### SELECTED EXCERPT:
** Begin **

B) Determining the expected losses, which are recognised in the period in which such losses become probable based on the expected total contract cost as at the reporting date.
2. Cost to complete
The Company's management estimate the cost to complete for each project for the purpose of revenue recognition and recognition of anticipated losses of the projects, if any. In the process of calculating the cost to complete, Management conducts regular and systematic reviews of actual results and future projections with comparison against budget. The process requires monitoring controls including financial and operational controls and identifying major risks facing the Company and developing and implementing initiative to manage those risks. The Company's Management is confident that the costs to complete the project are estimated.
3. Useful lives of property, plant and equipment
The Company reviews the useful life of property, plant and equipment at the end of each reporting period. This reassessment may result in change in depreciation expense in current and future periods.
4. Provisions
The Company estimates the provisions that have present obligations as a result of past events, and it is probable that outflow of resources will be required to settle the obligations. These provisions are reviewed at the end of each reporting period and are adjusted to reflect the current best estimates. The timing of recognition requires application of judgement to existing facts and circumstances which may be subject to change.
5. Contingencies
In the normal course of business, contingent liabilities may arise from litigation and other claims against the Company. Potential liabilities that are possible but not probable of crystallising or are very difficult to quantify reliably are treated as contingent liabilities. Such liabilities are disclosed in the notes but are not recognized. Contingent assets are neither recognised nor disclosed in the financial statements.
6. Fair value measurement of financial instruments
When the fair value of financial assets and financial liabilities recorded in the balance sheet cannot be measured based on quoted prices in active markets, their fair value is measured using valuation techniques including the Discounted Cash Flow model. The inputs to these models are taken from observable markets where possible, but where this is not feasible, a degree of judgement is required in establishing fair values. Judgments include considerations of inputs such as liquidity risk, credit risk and volatility. Changes in assumptions about these factors could affect the reported fair value of financial instruments
7. Provision for income tax and deferred tax assets
The Company uses estimates and judgments based on the relevant rulings in the areas of allocation of revenue, costs, allowances and disallowances which is exercised while
determining the provision for income tax. A deferred tax asset is recognised to the extent that it is probable that future taxable profit will be available against which the deductible temporary differences and tax losses can be utilised. Deferred tax assets are recognised for unused tax losses to the extent that it is probable that taxable profit will be available against which the losses can be utilised. Significant management judgement is required to determine the amount of deferred tax assets that can be recognised, based upon the likely timing and the level of future taxable profits together with future tax planning strategies. Accordingly, the Company exercises its judgement to reassess the carrying amount of deferred tax assets at the end of each reporting period.

** End **

### CHALLENGES:
1. In the accounting estimates excerpt, when does the Company review the useful life of its property, plant and equipment?
2. Output the part of the accounting estimates excerpt between "2. Cost to complete" and "project are estimated.", inclusive.
The items that come after this text aren't needed for anything here.

### PROVIDED DATA:
** Begin **

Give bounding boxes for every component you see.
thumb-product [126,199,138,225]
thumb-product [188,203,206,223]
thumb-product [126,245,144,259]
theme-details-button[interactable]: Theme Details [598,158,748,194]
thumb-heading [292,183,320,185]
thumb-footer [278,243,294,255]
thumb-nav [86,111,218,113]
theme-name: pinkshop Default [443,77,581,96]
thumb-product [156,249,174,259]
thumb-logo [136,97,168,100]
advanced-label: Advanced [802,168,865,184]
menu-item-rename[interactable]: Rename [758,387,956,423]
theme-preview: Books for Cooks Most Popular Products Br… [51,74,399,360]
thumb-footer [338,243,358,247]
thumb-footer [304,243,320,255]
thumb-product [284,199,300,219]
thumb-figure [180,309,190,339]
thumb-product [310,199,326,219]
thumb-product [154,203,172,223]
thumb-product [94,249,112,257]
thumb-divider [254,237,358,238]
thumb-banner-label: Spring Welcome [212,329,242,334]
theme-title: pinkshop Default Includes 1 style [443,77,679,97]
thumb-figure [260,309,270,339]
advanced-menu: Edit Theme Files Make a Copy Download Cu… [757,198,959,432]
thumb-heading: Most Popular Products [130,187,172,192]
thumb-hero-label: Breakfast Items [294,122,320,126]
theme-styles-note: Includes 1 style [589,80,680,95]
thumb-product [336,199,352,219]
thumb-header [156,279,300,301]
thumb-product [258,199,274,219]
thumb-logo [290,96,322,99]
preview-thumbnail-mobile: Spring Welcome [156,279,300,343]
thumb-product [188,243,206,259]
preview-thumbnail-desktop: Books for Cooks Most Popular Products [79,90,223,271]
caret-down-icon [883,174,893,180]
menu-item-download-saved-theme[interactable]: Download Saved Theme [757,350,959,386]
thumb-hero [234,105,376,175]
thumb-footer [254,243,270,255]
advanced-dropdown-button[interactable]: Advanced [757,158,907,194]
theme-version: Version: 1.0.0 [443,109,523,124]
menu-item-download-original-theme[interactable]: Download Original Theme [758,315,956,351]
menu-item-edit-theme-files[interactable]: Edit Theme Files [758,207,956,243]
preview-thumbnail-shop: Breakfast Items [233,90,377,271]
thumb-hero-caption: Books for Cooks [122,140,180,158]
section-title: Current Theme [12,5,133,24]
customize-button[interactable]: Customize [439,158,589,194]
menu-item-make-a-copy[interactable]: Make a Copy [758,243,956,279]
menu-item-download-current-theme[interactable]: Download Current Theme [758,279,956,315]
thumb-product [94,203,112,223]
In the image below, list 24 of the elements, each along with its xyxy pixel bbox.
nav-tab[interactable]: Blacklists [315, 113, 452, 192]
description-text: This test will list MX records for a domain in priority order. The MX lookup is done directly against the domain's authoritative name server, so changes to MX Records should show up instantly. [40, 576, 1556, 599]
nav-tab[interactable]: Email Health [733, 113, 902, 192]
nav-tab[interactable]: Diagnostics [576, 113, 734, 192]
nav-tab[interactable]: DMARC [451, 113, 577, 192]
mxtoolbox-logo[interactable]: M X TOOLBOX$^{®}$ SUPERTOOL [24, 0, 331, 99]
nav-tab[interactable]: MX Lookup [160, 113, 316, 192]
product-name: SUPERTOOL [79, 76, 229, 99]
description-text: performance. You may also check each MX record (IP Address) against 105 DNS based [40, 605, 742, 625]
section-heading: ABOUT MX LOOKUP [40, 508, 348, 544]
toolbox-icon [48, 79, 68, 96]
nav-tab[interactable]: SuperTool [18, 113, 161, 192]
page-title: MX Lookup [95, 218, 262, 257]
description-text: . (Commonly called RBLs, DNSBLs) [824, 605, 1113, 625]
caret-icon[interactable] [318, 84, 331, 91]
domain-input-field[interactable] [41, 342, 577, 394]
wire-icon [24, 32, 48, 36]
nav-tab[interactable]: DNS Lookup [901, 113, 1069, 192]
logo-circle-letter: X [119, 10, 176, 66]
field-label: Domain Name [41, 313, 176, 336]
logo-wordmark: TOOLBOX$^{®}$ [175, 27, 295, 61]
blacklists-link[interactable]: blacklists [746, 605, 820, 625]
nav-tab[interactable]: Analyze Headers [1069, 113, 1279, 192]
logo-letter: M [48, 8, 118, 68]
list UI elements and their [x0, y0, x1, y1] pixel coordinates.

** End **
** Begin **

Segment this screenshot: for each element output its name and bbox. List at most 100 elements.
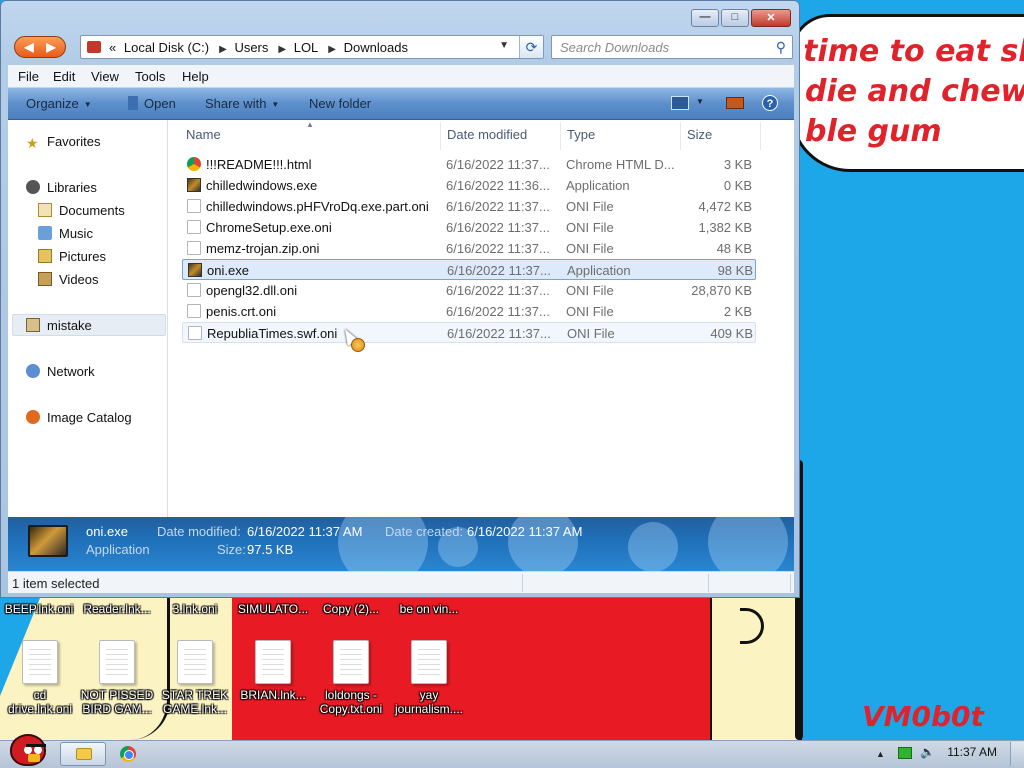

** End **
** Begin **

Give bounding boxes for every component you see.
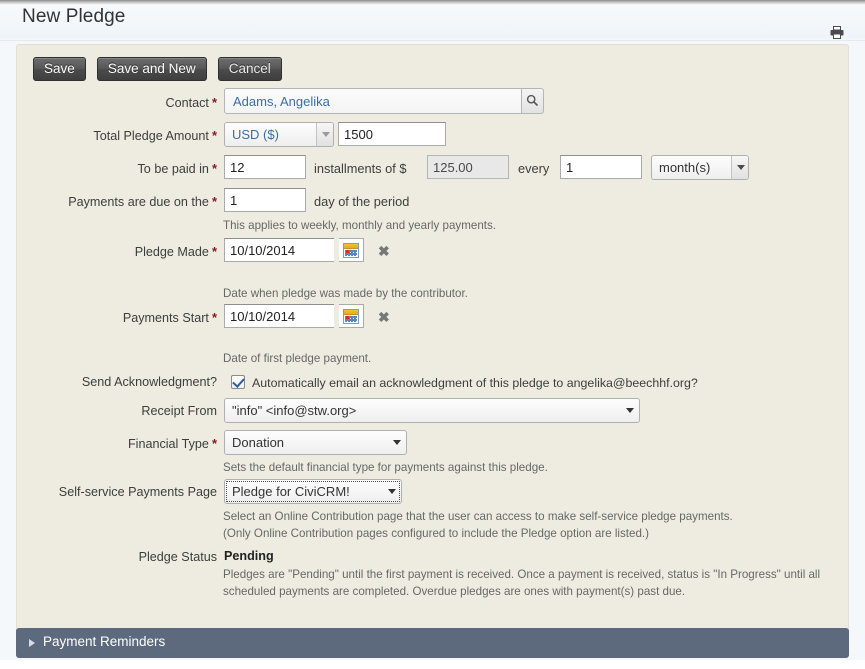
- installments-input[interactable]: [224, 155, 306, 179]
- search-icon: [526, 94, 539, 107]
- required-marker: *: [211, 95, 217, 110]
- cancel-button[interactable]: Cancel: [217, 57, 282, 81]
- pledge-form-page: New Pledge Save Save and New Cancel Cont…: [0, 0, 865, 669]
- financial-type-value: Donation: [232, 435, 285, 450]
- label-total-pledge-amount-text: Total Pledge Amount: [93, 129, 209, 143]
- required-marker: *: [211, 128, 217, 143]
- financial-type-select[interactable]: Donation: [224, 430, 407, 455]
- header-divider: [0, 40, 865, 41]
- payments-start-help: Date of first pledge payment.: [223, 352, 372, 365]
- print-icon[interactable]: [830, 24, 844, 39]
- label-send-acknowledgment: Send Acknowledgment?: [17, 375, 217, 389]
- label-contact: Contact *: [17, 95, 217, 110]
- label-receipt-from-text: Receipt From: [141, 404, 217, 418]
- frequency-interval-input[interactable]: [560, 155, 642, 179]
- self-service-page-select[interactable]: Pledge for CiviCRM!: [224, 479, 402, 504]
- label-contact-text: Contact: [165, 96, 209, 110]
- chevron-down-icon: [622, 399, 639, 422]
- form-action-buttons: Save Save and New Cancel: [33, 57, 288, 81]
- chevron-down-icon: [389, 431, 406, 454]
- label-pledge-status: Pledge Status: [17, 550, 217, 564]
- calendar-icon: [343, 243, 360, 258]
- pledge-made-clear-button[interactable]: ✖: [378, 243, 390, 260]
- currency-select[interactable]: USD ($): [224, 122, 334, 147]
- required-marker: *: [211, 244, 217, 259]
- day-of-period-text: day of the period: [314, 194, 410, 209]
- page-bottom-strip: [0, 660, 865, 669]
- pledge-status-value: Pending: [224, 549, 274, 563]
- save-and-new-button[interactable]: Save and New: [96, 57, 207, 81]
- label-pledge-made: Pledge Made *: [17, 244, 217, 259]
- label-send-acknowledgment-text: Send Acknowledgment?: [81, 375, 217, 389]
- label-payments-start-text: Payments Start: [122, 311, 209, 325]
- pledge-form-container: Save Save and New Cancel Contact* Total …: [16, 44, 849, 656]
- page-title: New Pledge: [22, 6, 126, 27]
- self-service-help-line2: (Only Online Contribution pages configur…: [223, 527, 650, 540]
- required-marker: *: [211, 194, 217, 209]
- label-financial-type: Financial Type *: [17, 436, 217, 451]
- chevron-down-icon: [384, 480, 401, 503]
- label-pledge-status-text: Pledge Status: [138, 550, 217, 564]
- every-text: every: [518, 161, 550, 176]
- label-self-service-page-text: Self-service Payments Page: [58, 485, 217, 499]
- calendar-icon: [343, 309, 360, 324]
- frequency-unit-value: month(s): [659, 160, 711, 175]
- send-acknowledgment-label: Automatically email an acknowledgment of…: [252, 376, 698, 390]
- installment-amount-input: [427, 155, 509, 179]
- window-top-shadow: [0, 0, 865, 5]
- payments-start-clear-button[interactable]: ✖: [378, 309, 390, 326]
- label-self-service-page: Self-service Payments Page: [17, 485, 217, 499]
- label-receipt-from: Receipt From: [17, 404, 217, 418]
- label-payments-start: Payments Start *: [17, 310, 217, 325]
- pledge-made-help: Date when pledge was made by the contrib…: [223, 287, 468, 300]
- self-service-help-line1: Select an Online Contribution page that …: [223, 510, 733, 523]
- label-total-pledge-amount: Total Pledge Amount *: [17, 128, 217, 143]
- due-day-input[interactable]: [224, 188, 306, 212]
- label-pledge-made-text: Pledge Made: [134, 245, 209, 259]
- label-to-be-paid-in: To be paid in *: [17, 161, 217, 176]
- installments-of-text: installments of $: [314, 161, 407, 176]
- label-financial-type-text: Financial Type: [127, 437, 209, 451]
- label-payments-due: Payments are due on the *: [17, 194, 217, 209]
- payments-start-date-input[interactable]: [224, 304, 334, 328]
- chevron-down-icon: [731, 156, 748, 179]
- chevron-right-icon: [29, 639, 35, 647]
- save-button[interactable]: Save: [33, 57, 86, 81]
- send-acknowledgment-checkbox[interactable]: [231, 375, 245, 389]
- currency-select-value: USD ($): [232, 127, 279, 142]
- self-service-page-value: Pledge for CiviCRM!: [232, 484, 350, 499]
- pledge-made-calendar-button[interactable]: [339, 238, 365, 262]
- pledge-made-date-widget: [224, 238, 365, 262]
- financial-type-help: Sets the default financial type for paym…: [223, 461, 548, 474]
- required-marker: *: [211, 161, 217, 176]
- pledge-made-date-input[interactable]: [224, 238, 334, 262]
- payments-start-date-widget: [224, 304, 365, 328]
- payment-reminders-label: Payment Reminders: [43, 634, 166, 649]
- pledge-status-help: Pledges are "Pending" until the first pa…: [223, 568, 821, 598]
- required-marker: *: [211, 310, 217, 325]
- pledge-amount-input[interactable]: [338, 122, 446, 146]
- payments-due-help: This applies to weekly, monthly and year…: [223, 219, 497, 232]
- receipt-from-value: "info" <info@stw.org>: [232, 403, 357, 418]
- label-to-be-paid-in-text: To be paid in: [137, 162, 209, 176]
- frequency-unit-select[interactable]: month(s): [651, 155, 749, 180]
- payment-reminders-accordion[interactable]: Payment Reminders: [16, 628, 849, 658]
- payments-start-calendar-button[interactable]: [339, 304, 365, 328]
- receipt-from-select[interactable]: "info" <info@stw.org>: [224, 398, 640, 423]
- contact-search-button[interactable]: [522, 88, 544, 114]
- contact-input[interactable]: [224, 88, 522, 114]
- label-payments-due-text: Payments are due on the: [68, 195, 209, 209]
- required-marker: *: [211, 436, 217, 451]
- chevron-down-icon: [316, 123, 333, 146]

** End **

### RESULTS:
1. At the end of each reporting period.

2.
2. Cost to complete
The Company's management estimate the cost to complete for each project for the purpose of revenue recognition and recognition of anticipated losses of the projects, if any. In the process of calculating the cost to complete, Management conducts regular and systematic reviews of actual results and future projections with comparison against budget. The process requires monitoring controls including financial and operational controls and identifying major risks facing the Company and developing and implementing initiative to manage those risks. The Company's Management is confident that the costs to complete the project are estimated.